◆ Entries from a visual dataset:
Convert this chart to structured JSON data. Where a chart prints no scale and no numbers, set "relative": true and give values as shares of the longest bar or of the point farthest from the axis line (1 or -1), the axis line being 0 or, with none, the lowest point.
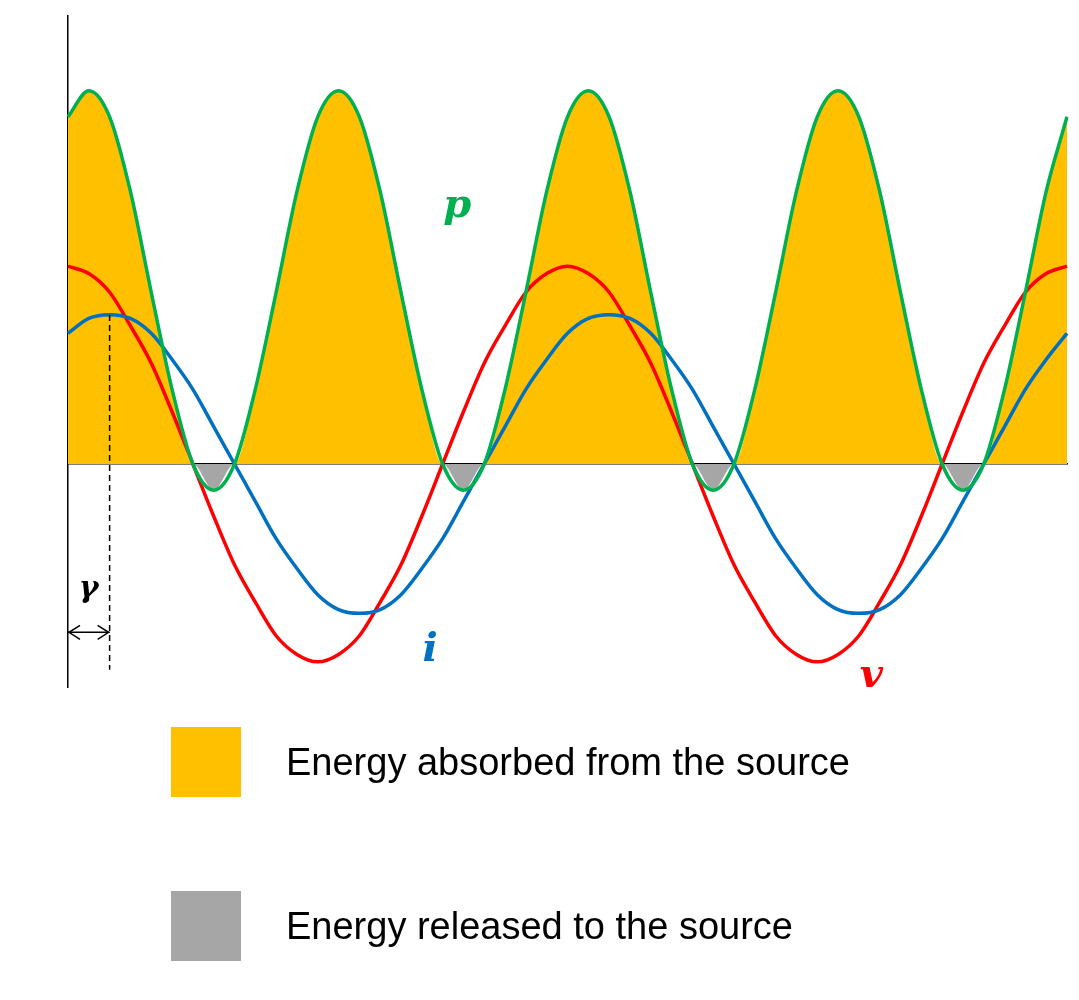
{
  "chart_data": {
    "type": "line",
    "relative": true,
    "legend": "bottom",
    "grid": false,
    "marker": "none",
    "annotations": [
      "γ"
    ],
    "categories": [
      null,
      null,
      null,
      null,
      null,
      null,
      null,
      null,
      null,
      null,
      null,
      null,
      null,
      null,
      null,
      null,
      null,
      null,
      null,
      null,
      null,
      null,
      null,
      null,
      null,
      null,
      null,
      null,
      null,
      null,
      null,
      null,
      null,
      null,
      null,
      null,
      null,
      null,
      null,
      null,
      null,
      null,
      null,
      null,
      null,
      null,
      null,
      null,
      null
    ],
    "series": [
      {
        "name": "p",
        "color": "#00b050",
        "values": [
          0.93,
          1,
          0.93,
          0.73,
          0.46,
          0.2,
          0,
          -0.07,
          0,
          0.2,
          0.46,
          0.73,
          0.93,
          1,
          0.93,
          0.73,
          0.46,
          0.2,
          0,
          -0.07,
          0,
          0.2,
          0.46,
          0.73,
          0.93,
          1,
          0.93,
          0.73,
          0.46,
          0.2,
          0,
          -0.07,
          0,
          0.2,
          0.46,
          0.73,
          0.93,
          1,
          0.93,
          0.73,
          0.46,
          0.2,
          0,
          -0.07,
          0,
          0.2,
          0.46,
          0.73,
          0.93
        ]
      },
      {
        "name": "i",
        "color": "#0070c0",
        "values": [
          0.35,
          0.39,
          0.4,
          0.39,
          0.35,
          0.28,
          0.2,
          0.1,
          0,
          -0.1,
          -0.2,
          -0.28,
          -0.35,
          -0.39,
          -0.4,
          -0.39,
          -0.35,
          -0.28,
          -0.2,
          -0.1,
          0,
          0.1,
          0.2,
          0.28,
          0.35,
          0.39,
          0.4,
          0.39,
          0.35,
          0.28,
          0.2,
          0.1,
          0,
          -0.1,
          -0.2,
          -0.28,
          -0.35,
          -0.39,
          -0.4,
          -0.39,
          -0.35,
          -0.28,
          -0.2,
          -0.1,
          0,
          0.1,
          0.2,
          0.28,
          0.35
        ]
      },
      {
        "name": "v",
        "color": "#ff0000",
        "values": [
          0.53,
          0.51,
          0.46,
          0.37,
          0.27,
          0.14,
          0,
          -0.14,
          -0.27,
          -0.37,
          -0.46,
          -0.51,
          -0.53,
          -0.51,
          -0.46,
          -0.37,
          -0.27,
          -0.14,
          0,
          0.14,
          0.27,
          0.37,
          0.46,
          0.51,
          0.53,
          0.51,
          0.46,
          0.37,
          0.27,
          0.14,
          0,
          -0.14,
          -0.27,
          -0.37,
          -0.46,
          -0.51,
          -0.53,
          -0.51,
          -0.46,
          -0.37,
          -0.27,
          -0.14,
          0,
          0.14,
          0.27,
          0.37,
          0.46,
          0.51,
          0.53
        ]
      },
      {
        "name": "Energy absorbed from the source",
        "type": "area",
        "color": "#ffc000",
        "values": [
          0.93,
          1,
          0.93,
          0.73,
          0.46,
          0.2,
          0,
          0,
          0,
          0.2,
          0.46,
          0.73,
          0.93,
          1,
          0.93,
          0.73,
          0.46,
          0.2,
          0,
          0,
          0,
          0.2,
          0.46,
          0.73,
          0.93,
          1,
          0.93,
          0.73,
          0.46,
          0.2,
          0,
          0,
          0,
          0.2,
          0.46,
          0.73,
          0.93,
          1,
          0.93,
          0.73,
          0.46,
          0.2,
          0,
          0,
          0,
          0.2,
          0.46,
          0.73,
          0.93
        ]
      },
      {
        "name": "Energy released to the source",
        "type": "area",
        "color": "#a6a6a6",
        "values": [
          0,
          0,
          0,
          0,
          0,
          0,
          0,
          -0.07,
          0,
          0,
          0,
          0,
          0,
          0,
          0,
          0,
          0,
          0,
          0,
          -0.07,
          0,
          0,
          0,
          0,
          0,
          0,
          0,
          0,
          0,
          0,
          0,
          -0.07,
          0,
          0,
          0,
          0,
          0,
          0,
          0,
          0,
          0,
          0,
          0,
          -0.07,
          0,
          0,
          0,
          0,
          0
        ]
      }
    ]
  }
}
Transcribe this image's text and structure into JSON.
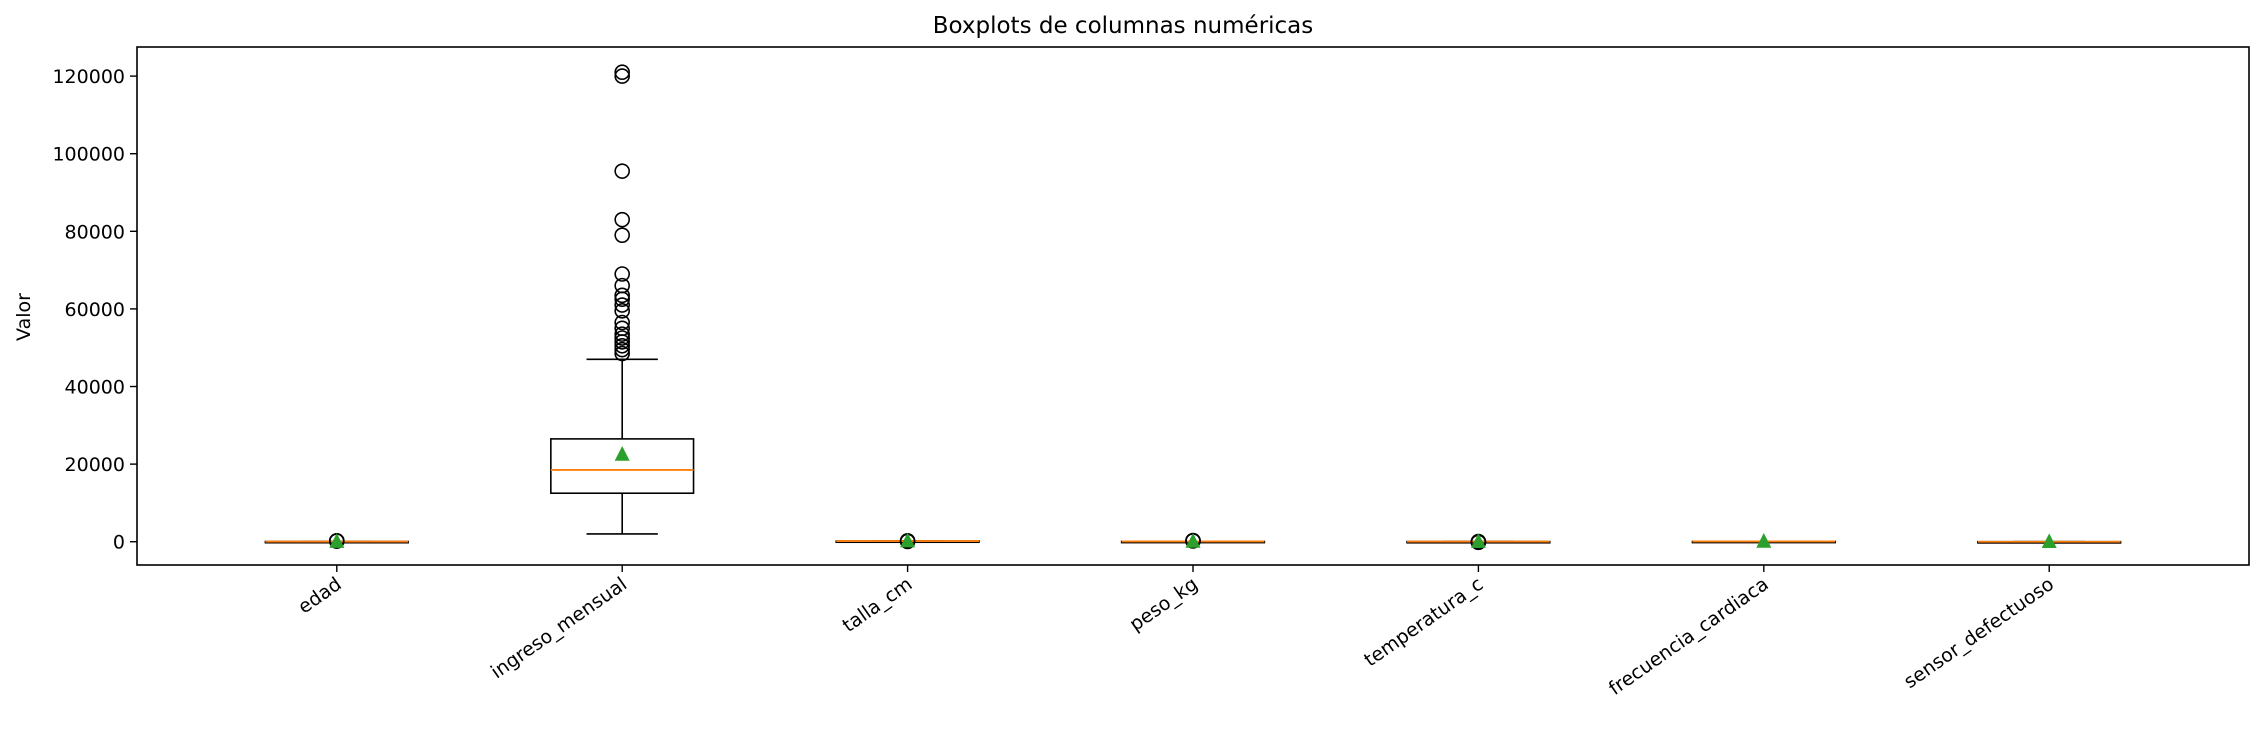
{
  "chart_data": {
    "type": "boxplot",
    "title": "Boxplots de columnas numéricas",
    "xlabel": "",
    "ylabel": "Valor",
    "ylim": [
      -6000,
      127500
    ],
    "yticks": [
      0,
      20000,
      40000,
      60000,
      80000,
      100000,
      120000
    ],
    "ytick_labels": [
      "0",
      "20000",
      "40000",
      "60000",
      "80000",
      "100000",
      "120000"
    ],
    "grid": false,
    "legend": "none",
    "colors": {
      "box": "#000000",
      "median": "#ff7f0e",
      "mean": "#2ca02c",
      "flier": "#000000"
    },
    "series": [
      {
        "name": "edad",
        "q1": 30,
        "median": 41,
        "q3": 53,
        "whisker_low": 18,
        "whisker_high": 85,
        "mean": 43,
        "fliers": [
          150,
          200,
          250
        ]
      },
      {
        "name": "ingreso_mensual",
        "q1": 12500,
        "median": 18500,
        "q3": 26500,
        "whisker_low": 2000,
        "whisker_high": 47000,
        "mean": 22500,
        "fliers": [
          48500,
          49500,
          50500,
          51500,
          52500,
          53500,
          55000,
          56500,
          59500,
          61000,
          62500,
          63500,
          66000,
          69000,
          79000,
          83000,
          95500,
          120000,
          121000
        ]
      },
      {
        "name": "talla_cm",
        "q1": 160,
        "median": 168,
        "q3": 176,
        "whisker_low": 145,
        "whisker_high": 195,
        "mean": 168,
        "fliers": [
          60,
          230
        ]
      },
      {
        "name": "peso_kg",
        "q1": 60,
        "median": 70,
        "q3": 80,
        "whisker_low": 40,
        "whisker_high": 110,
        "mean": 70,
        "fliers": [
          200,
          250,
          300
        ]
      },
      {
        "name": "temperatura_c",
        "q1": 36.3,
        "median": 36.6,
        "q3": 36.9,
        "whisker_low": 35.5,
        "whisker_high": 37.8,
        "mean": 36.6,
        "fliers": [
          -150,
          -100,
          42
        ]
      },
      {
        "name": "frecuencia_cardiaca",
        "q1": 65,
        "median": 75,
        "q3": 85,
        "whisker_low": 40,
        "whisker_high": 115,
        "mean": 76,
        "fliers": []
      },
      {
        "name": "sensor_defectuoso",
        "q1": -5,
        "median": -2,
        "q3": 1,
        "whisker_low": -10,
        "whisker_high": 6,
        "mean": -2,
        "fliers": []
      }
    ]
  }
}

◆ Work instructions: From the listing above, pick out every line containing "median".

◆ Finished task:
      "median": "#ff7f0e",
        "median": 41,
        "median": 18500,
        "median": 168,
        "median": 70,
        "median": 36.6,
        "median": 75,
        "median": -2,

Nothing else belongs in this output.